The problem
Filter the records below for the word "обеспеченности". Copy each line that holds it.

Recorded information

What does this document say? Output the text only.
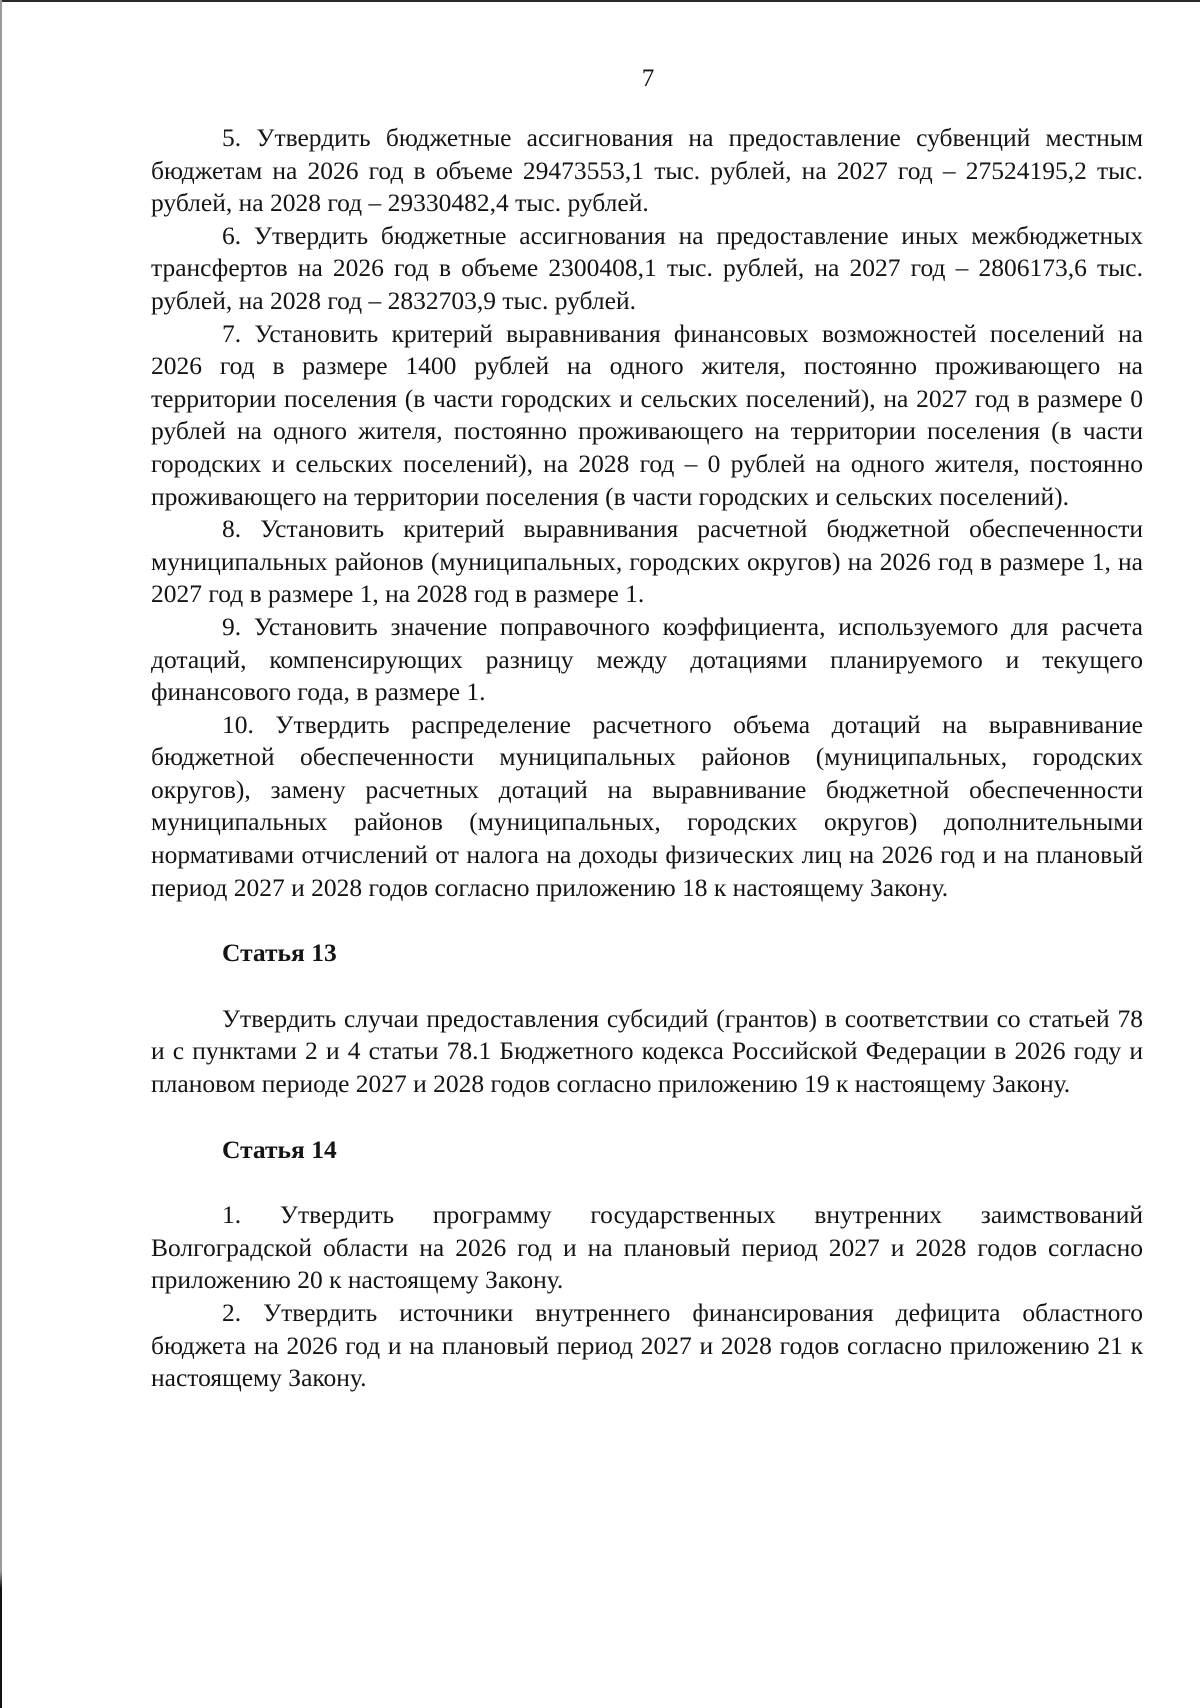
7

5. Утвердить бюджетные ассигнования на предоставление субвенций местным бюджетам на 2026 год в объеме 29473553,1 тыс. рублей, на 2027 год – 27524195,2 тыс. рублей, на 2028 год – 29330482,4 тыс. рублей.

6. Утвердить бюджетные ассигнования на предоставление иных межбюджетных трансфертов на 2026 год в объеме 2300408,1 тыс. рублей, на 2027 год – 2806173,6 тыс. рублей, на 2028 год – 2832703,9 тыс. рублей.

7. Установить критерий выравнивания финансовых возможностей поселений на 2026 год в размере 1400 рублей на одного жителя, постоянно проживающего на территории поселения (в части городских и сельских поселений), на 2027 год в размере 0 рублей на одного жителя, постоянно проживающего на территории поселения (в части городских и сельских поселений), на 2028 год – 0 рублей на одного жителя, постоянно проживающего на территории поселения (в части городских и сельских поселений).

8. Установить критерий выравнивания расчетной бюджетной обеспеченности муниципальных районов (муниципальных, городских округов) на 2026 год в размере 1, на 2027 год в размере 1, на 2028 год в размере 1.

9. Установить значение поправочного коэффициента, используемого для расчета дотаций, компенсирующих разницу между дотациями планируемого и текущего финансового года, в размере 1.

10. Утвердить распределение расчетного объема дотаций на выравнивание бюджетной обеспеченности муниципальных районов (муниципальных, городских округов), замену расчетных дотаций на выравнивание бюджетной обеспеченности муниципальных районов (муниципальных, городских округов) дополнительными нормативами отчислений от налога на доходы физических лиц на 2026 год и на плановый период 2027 и 2028 годов согласно приложению 18 к настоящему Закону.

Статья 13

Утвердить случаи предоставления субсидий (грантов) в соответствии со статьей 78 и с пунктами 2 и 4 статьи 78.1 Бюджетного кодекса Российской Федерации в 2026 году и плановом периоде 2027 и 2028 годов согласно приложению 19 к настоящему Закону.

Статья 14

1. Утвердить программу государственных внутренних заимствований Волгоградской области на 2026 год и на плановый период 2027 и 2028 годов согласно приложению 20 к настоящему Закону.

2. Утвердить источники внутреннего финансирования дефицита областного бюджета на 2026 год и на плановый период 2027 и 2028 годов согласно приложению 21 к настоящему Закону.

Answer to this task
8. Установить критерий выравнивания расчетной бюджетной обеспеченности муниципальных районов (муниципальных, городских округов) на 2026 год в размере 1, на 2027 год в размере 1, на 2028 год в размере 1.
10. Утвердить распределение расчетного объема дотаций на выравнивание бюджетной обеспеченности муниципальных районов (муниципальных, городских округов), замену расчетных дотаций на выравнивание бюджетной обеспеченности муниципальных районов (муниципальных, городских округов) дополнительными нормативами отчислений от налога на доходы физических лиц на 2026 год и на плановый период 2027 и 2028 годов согласно приложению 18 к настоящему Закону.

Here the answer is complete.